Data provided
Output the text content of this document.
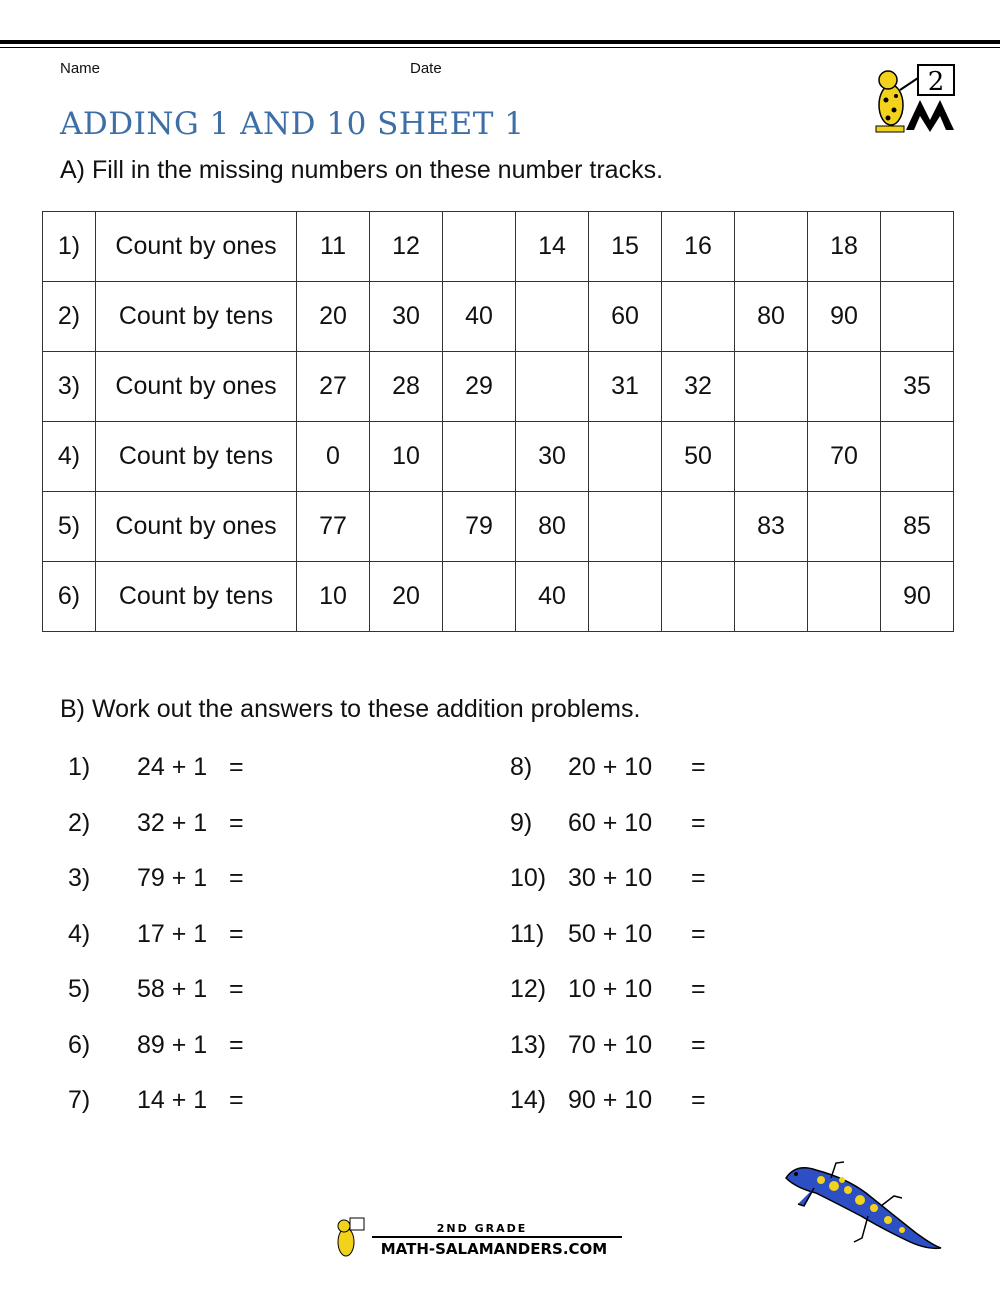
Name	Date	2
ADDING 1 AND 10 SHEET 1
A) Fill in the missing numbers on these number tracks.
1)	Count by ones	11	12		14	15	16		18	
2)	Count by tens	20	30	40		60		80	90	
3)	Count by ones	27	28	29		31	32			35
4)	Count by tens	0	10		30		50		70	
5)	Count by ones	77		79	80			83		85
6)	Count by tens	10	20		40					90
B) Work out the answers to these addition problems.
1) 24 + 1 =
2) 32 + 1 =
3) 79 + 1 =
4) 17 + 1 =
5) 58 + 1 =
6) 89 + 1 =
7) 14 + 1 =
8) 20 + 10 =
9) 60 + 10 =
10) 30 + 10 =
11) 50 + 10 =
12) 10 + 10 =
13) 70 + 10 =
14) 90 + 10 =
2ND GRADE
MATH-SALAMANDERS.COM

Given task
Where a line contains the string "Count", extract that line.

Final result
1)	Count by ones	11	12		14	15	16		18	
2)	Count by tens	20	30	40		60		80	90	
3)	Count by ones	27	28	29		31	32			35
4)	Count by tens	0	10		30		50		70	
5)	Count by ones	77		79	80			83		85
6)	Count by tens	10	20		40					90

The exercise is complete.